Die Beklagte hat in der Folge auch das ihr zustehende pflichtgemäße Ermessen, Art, Dauer, Umfang, Beginn und Durchführung der Leistungen und
ggf. die Rehabilitationseinrichtung unter Beachtung der Grundsätze der Wirtschaftlichkeit und Sparsamkeit im Einzelfall zu bestimmen (§ 13
Abs. 1
SGB VI) bei ihrer Verwaltungsentscheidung verletzt. Sie trifft insofern die Folge davon, dass sie der Klägerin kein Hörgerät konkret benannt und zur Verfügung gestellt hat, durch das sie ihre Sachleistungspflicht erfüllt hätte. Die Beklagte trifft eine Leistungspflicht unabhängig davon, ob die gesetzliche Krankenkasse den Anteil, der auf die "Grundversorgung" nach den Vorschriften der gesetzlichen Krankenversicherung entfällt, durch die von ihr gewährte Pauschale rechtlich ausreichend übernommen hat (s. in diesem Zusammenhang
BSG SozR 4-2500 § 36
Nr. 2 m.w.Nachw.).

:: Bereitgestelltes Material ::
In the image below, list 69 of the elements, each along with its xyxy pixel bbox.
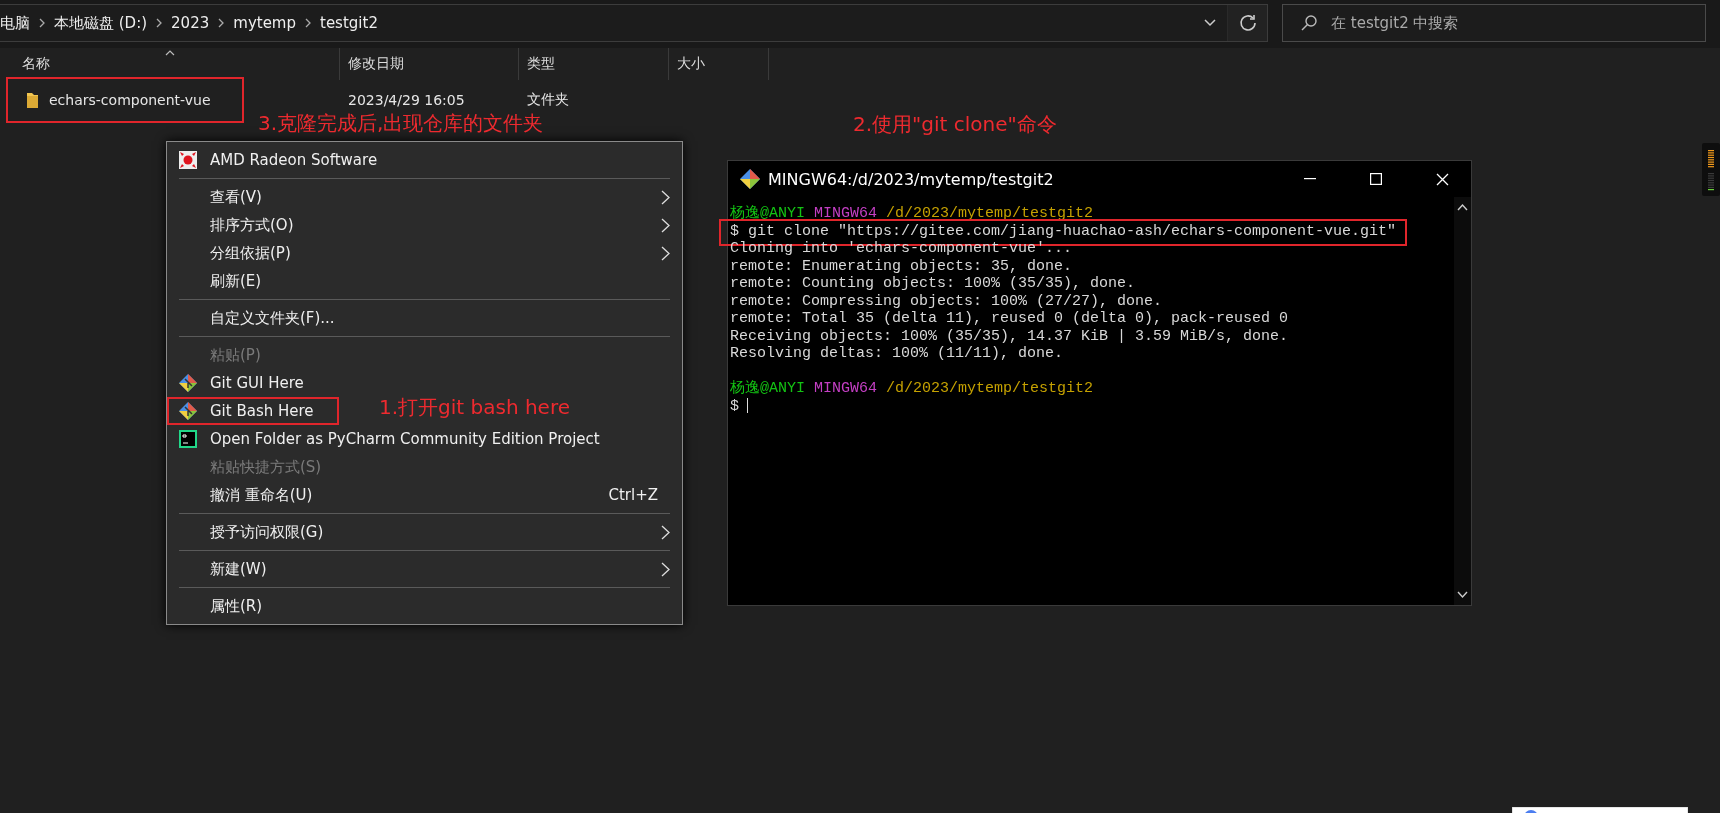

:: Ziel 1 ::
Welches Hilfsmittel hat die Beklagte der Klägerin laut Text weder konkret benannt noch zur Verfügung gestellt?
:: Ziel 2 ::
Welche Merkmale der Leistungen hat die Beklagte nach dem Text im Rahmen ihres pflichtgemäßen Ermessens zu bestimmen? Nenne alle.
:: Ziel 3 ::
Kopiere aus dem Text den Abschnitt von „Die Beklagte hat“ bis einschließlich „Nr. 2 m.w.Nachw.).“ unverändert.

:: Richtiges Ergebnis 1 ::
Ein Hörgerät.

:: Richtiges Ergebnis 2 ::
Art, Dauer, Umfang, Beginn und Durchführung der Leistungen.

:: Richtiges Ergebnis 3 ::
Die Beklagte hat in der Folge auch das ihr zustehende pflichtgemäße Ermessen, Art, Dauer, Umfang, Beginn und Durchführung der Leistungen und
ggf. die Rehabilitationseinrichtung unter Beachtung der Grundsätze der Wirtschaftlichkeit und Sparsamkeit im Einzelfall zu bestimmen (§ 13
Abs. 1
SGB VI) bei ihrer Verwaltungsentscheidung verletzt. Sie trifft insofern die Folge davon, dass sie der Klägerin kein Hörgerät konkret benannt und zur Verfügung gestellt hat, durch das sie ihre Sachleistungspflicht erfüllt hätte. Die Beklagte trifft eine Leistungspflicht unabhängig davon, ob die gesetzliche Krankenkasse den Anteil, der auf die "Grundversorgung" nach den Vorschriften der gesetzlichen Krankenversicherung entfällt, durch die von ihr gewährte Pauschale rechtlich ausreichend übernommen hat (s. in diesem Zusammenhang
BSG SozR 4-2500 § 36
Nr. 2 m.w.Nachw.).